:: WORK TO COMPLETE ::
Restate the records in their entirety, word for word.

:: Dataset excerpt ::
* * * * *

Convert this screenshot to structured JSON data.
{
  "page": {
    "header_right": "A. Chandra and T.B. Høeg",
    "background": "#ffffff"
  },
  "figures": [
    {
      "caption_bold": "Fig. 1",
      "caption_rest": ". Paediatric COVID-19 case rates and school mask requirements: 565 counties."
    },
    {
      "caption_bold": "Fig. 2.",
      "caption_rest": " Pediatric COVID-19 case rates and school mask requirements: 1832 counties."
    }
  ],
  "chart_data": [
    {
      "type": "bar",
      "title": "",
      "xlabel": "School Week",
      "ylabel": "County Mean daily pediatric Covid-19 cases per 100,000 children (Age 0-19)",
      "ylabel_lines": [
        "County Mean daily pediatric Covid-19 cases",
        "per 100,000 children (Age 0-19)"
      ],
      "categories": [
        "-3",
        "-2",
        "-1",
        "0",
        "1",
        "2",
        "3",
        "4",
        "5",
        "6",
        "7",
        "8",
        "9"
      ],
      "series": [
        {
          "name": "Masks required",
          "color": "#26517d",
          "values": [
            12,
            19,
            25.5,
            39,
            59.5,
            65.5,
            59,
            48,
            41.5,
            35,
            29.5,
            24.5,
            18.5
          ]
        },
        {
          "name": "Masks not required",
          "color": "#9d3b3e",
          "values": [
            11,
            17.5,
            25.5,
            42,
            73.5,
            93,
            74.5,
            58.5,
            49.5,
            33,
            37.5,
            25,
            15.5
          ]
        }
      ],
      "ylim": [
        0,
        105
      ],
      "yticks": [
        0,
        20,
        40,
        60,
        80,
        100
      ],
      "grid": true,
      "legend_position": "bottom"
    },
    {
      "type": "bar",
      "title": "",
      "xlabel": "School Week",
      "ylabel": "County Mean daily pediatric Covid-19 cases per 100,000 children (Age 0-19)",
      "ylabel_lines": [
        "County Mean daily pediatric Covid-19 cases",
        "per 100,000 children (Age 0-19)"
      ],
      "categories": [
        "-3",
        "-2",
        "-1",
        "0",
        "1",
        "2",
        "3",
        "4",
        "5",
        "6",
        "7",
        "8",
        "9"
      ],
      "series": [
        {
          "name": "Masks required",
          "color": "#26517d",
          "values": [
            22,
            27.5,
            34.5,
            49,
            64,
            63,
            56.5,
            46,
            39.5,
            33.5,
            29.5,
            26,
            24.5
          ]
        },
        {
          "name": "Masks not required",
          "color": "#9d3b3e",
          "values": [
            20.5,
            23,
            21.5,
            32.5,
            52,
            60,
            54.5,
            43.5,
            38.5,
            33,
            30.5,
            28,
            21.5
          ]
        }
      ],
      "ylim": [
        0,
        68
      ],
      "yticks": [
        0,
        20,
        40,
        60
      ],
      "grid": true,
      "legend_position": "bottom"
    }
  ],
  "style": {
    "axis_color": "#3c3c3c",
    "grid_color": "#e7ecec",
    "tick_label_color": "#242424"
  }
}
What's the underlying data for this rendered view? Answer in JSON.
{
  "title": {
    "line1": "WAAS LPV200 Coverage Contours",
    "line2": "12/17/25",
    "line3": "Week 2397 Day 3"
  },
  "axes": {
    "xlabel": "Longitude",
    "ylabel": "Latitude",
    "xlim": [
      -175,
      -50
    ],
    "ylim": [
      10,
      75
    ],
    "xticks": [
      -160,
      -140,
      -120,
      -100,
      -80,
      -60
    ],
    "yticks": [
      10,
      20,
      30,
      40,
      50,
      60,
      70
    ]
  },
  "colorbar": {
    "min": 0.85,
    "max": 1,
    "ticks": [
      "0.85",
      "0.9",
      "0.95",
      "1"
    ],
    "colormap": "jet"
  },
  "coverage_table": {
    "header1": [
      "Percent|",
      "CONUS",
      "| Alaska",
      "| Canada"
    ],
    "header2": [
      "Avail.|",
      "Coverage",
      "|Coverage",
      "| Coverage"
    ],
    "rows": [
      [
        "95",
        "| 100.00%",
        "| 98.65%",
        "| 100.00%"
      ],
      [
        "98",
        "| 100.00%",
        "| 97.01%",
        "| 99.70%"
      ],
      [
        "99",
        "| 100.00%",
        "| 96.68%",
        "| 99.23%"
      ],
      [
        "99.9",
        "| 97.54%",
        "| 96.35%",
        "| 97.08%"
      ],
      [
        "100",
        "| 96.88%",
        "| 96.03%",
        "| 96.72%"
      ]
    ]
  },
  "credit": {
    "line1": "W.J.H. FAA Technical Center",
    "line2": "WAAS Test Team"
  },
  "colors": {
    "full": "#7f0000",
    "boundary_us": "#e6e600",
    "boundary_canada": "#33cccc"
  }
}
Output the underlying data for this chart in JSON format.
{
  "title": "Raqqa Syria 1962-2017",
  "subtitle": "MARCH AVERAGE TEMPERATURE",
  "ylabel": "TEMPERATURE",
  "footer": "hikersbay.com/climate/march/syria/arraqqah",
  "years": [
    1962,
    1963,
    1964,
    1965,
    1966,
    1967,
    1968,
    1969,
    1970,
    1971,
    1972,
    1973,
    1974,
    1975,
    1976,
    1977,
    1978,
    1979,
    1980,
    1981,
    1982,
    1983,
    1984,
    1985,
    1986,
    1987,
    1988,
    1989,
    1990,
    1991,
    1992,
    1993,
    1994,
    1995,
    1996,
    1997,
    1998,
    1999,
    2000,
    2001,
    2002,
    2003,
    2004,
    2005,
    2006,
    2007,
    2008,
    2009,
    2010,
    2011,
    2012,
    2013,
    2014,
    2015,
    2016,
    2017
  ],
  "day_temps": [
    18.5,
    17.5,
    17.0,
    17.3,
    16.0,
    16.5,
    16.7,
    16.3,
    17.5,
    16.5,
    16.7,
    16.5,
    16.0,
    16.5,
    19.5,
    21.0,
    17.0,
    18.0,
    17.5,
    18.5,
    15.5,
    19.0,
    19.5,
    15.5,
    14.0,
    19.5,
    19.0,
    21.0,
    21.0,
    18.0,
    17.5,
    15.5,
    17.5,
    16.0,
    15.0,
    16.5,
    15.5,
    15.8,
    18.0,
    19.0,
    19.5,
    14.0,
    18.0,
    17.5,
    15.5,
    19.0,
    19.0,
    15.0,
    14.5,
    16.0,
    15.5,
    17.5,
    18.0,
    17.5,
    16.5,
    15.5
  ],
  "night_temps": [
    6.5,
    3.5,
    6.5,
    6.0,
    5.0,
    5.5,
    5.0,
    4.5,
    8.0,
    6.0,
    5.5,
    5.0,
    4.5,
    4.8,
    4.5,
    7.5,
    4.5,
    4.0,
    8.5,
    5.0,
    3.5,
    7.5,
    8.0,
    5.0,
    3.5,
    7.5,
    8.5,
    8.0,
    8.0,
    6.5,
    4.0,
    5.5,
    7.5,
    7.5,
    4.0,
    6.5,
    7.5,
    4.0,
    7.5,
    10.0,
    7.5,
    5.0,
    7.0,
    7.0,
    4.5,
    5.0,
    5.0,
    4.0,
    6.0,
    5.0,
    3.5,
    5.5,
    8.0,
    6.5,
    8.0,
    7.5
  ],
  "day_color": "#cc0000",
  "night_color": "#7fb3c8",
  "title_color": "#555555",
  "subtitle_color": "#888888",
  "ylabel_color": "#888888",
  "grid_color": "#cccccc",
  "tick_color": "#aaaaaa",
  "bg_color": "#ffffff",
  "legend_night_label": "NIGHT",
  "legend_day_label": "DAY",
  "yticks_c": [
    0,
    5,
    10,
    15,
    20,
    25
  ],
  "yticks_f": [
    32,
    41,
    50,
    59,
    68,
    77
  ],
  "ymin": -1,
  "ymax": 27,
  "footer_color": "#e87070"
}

* * * * *

:: EXERCISE OUTPUT ::
Convert this screenshot to structured JSON data.
{
  "page": {
    "header_right": "A. Chandra and T.B. Høeg",
    "background": "#ffffff"
  },
  "figures": [
    {
      "caption_bold": "Fig. 1",
      "caption_rest": ". Paediatric COVID-19 case rates and school mask requirements: 565 counties."
    },
    {
      "caption_bold": "Fig. 2.",
      "caption_rest": " Pediatric COVID-19 case rates and school mask requirements: 1832 counties."
    }
  ],
  "chart_data": [
    {
      "type": "bar",
      "title": "",
      "xlabel": "School Week",
      "ylabel": "County Mean daily pediatric Covid-19 cases per 100,000 children (Age 0-19)",
      "ylabel_lines": [
        "County Mean daily pediatric Covid-19 cases",
        "per 100,000 children (Age 0-19)"
      ],
      "categories": [
        "-3",
        "-2",
        "-1",
        "0",
        "1",
        "2",
        "3",
        "4",
        "5",
        "6",
        "7",
        "8",
        "9"
      ],
      "series": [
        {
          "name": "Masks required",
          "color": "#26517d",
          "values": [
            12,
            19,
            25.5,
            39,
            59.5,
            65.5,
            59,
            48,
            41.5,
            35,
            29.5,
            24.5,
            18.5
          ]
        },
        {
          "name": "Masks not required",
          "color": "#9d3b3e",
          "values": [
            11,
            17.5,
            25.5,
            42,
            73.5,
            93,
            74.5,
            58.5,
            49.5,
            33,
            37.5,
            25,
            15.5
          ]
        }
      ],
      "ylim": [
        0,
        105
      ],
      "yticks": [
        0,
        20,
        40,
        60,
        80,
        100
      ],
      "grid": true,
      "legend_position": "bottom"
    },
    {
      "type": "bar",
      "title": "",
      "xlabel": "School Week",
      "ylabel": "County Mean daily pediatric Covid-19 cases per 100,000 children (Age 0-19)",
      "ylabel_lines": [
        "County Mean daily pediatric Covid-19 cases",
        "per 100,000 children (Age 0-19)"
      ],
      "categories": [
        "-3",
        "-2",
        "-1",
        "0",
        "1",
        "2",
        "3",
        "4",
        "5",
        "6",
        "7",
        "8",
        "9"
      ],
      "series": [
        {
          "name": "Masks required",
          "color": "#26517d",
          "values": [
            22,
            27.5,
            34.5,
            49,
            64,
            63,
            56.5,
            46,
            39.5,
            33.5,
            29.5,
            26,
            24.5
          ]
        },
        {
          "name": "Masks not required",
          "color": "#9d3b3e",
          "values": [
            20.5,
            23,
            21.5,
            32.5,
            52,
            60,
            54.5,
            43.5,
            38.5,
            33,
            30.5,
            28,
            21.5
          ]
        }
      ],
      "ylim": [
        0,
        68
      ],
      "yticks": [
        0,
        20,
        40,
        60
      ],
      "grid": true,
      "legend_position": "bottom"
    }
  ],
  "style": {
    "axis_color": "#3c3c3c",
    "grid_color": "#e7ecec",
    "tick_label_color": "#242424"
  }
}
What's the underlying data for this rendered view? Answer in JSON.
{
  "title": {
    "line1": "WAAS LPV200 Coverage Contours",
    "line2": "12/17/25",
    "line3": "Week 2397 Day 3"
  },
  "axes": {
    "xlabel": "Longitude",
    "ylabel": "Latitude",
    "xlim": [
      -175,
      -50
    ],
    "ylim": [
      10,
      75
    ],
    "xticks": [
      -160,
      -140,
      -120,
      -100,
      -80,
      -60
    ],
    "yticks": [
      10,
      20,
      30,
      40,
      50,
      60,
      70
    ]
  },
  "colorbar": {
    "min": 0.85,
    "max": 1,
    "ticks": [
      "0.85",
      "0.9",
      "0.95",
      "1"
    ],
    "colormap": "jet"
  },
  "coverage_table": {
    "header1": [
      "Percent|",
      "CONUS",
      "| Alaska",
      "| Canada"
    ],
    "header2": [
      "Avail.|",
      "Coverage",
      "|Coverage",
      "| Coverage"
    ],
    "rows": [
      [
        "95",
        "| 100.00%",
        "| 98.65%",
        "| 100.00%"
      ],
      [
        "98",
        "| 100.00%",
        "| 97.01%",
        "| 99.70%"
      ],
      [
        "99",
        "| 100.00%",
        "| 96.68%",
        "| 99.23%"
      ],
      [
        "99.9",
        "| 97.54%",
        "| 96.35%",
        "| 97.08%"
      ],
      [
        "100",
        "| 96.88%",
        "| 96.03%",
        "| 96.72%"
      ]
    ]
  },
  "credit": {
    "line1": "W.J.H. FAA Technical Center",
    "line2": "WAAS Test Team"
  },
  "colors": {
    "full": "#7f0000",
    "boundary_us": "#e6e600",
    "boundary_canada": "#33cccc"
  }
}
Output the underlying data for this chart in JSON format.
{
  "title": "Raqqa Syria 1962-2017",
  "subtitle": "MARCH AVERAGE TEMPERATURE",
  "ylabel": "TEMPERATURE",
  "footer": "hikersbay.com/climate/march/syria/arraqqah",
  "years": [
    1962,
    1963,
    1964,
    1965,
    1966,
    1967,
    1968,
    1969,
    1970,
    1971,
    1972,
    1973,
    1974,
    1975,
    1976,
    1977,
    1978,
    1979,
    1980,
    1981,
    1982,
    1983,
    1984,
    1985,
    1986,
    1987,
    1988,
    1989,
    1990,
    1991,
    1992,
    1993,
    1994,
    1995,
    1996,
    1997,
    1998,
    1999,
    2000,
    2001,
    2002,
    2003,
    2004,
    2005,
    2006,
    2007,
    2008,
    2009,
    2010,
    2011,
    2012,
    2013,
    2014,
    2015,
    2016,
    2017
  ],
  "day_temps": [
    18.5,
    17.5,
    17.0,
    17.3,
    16.0,
    16.5,
    16.7,
    16.3,
    17.5,
    16.5,
    16.7,
    16.5,
    16.0,
    16.5,
    19.5,
    21.0,
    17.0,
    18.0,
    17.5,
    18.5,
    15.5,
    19.0,
    19.5,
    15.5,
    14.0,
    19.5,
    19.0,
    21.0,
    21.0,
    18.0,
    17.5,
    15.5,
    17.5,
    16.0,
    15.0,
    16.5,
    15.5,
    15.8,
    18.0,
    19.0,
    19.5,
    14.0,
    18.0,
    17.5,
    15.5,
    19.0,
    19.0,
    15.0,
    14.5,
    16.0,
    15.5,
    17.5,
    18.0,
    17.5,
    16.5,
    15.5
  ],
  "night_temps": [
    6.5,
    3.5,
    6.5,
    6.0,
    5.0,
    5.5,
    5.0,
    4.5,
    8.0,
    6.0,
    5.5,
    5.0,
    4.5,
    4.8,
    4.5,
    7.5,
    4.5,
    4.0,
    8.5,
    5.0,
    3.5,
    7.5,
    8.0,
    5.0,
    3.5,
    7.5,
    8.5,
    8.0,
    8.0,
    6.5,
    4.0,
    5.5,
    7.5,
    7.5,
    4.0,
    6.5,
    7.5,
    4.0,
    7.5,
    10.0,
    7.5,
    5.0,
    7.0,
    7.0,
    4.5,
    5.0,
    5.0,
    4.0,
    6.0,
    5.0,
    3.5,
    5.5,
    8.0,
    6.5,
    8.0,
    7.5
  ],
  "day_color": "#cc0000",
  "night_color": "#7fb3c8",
  "title_color": "#555555",
  "subtitle_color": "#888888",
  "ylabel_color": "#888888",
  "grid_color": "#cccccc",
  "tick_color": "#aaaaaa",
  "bg_color": "#ffffff",
  "legend_night_label": "NIGHT",
  "legend_day_label": "DAY",
  "yticks_c": [
    0,
    5,
    10,
    15,
    20,
    25
  ],
  "yticks_f": [
    32,
    41,
    50,
    59,
    68,
    77
  ],
  "ymin": -1,
  "ymax": 27,
  "footer_color": "#e87070"
}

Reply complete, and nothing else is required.